§ **Directive**
Copy out every line exactly, passing over the pictures.
○ ○ ○ ○ ○ ○ ○
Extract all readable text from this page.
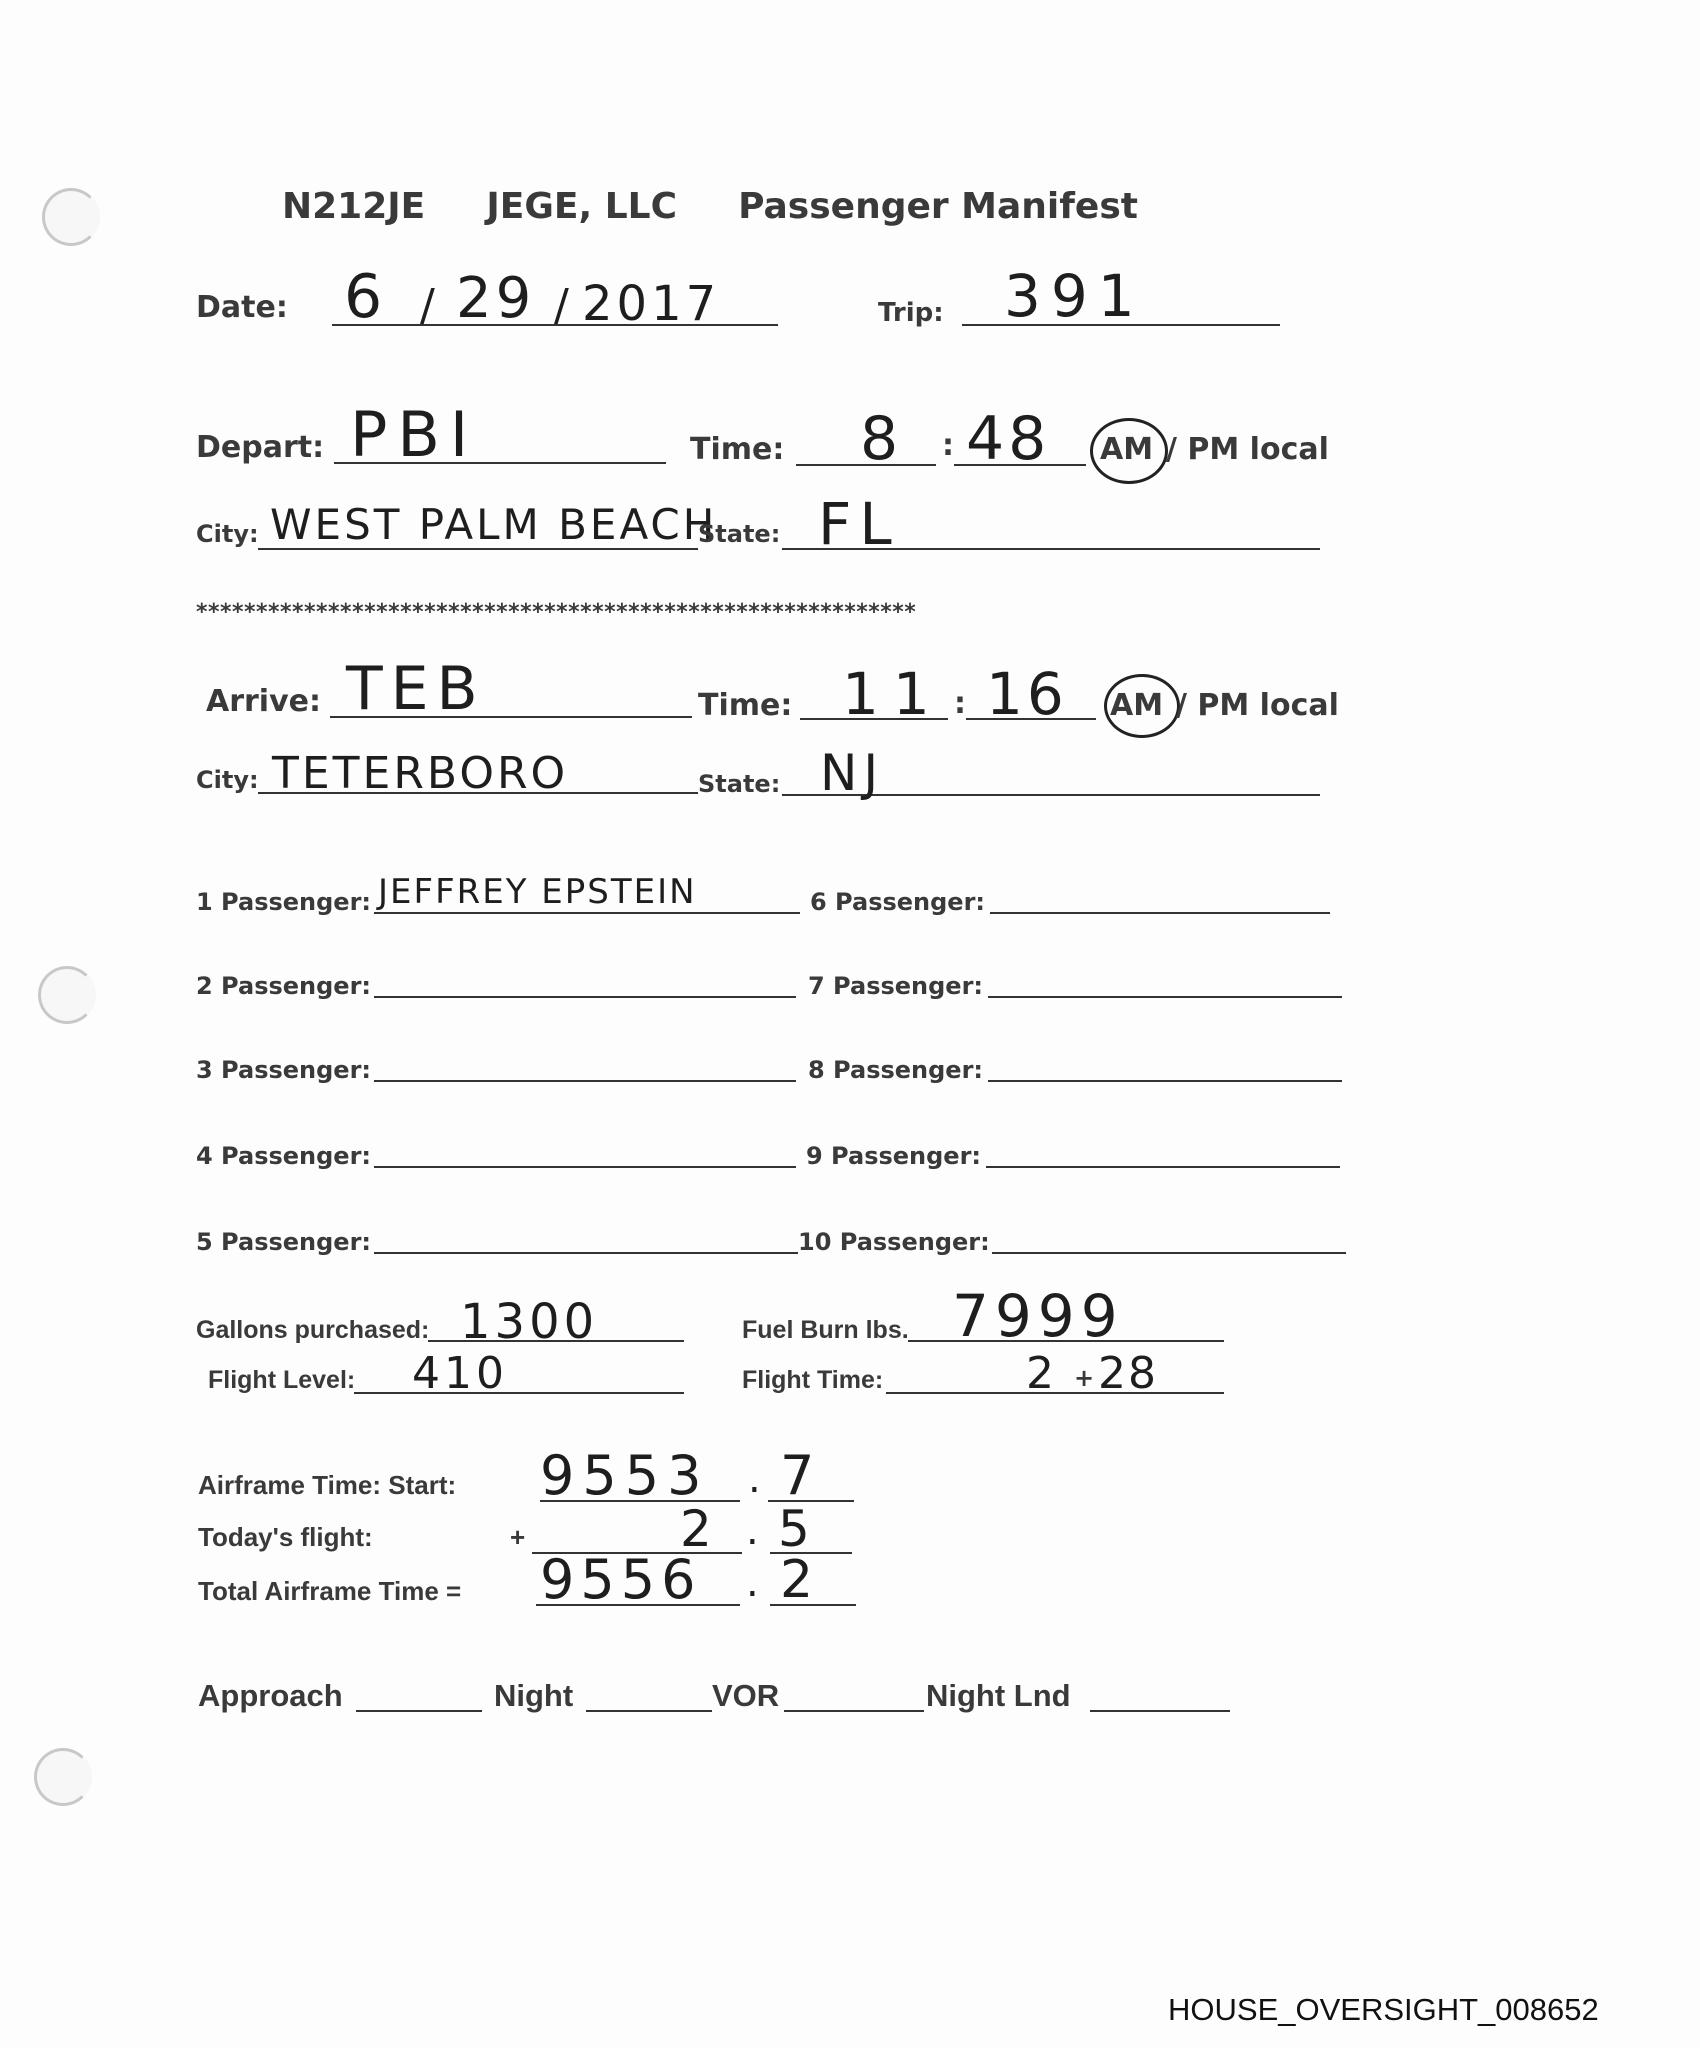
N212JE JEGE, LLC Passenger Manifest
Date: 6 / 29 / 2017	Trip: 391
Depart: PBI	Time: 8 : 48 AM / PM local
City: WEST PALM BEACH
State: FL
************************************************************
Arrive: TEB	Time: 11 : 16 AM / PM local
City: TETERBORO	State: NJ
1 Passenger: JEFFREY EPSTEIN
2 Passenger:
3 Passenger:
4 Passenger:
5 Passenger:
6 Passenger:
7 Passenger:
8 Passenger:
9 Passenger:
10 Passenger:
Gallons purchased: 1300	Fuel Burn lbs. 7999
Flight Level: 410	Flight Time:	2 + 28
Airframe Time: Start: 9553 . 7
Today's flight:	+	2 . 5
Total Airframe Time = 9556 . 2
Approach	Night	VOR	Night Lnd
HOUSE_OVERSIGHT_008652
○ ○ ○ ○ ○ ○ ○
§ **Output for this task**
Extract all readable text from this page.
N212JE JEGE, LLC Passenger Manifest
Date: 6 / 29 / 2017	Trip: 391
Depart: PBI	Time: 8 : 48 AM / PM local
City: WEST PALM BEACH
State: FL
************************************************************
Arrive: TEB	Time: 11 : 16 AM / PM local
City: TETERBORO	State: NJ
1 Passenger: JEFFREY EPSTEIN
2 Passenger:
3 Passenger:
4 Passenger:
5 Passenger:
6 Passenger:
7 Passenger:
8 Passenger:
9 Passenger:
10 Passenger:
Gallons purchased: 1300	Fuel Burn lbs. 7999
Flight Level: 410	Flight Time:	2 + 28
Airframe Time: Start: 9553 . 7
Today's flight:	+	2 . 5
Total Airframe Time = 9556 . 2
Approach	Night	VOR	Night Lnd
HOUSE_OVERSIGHT_008652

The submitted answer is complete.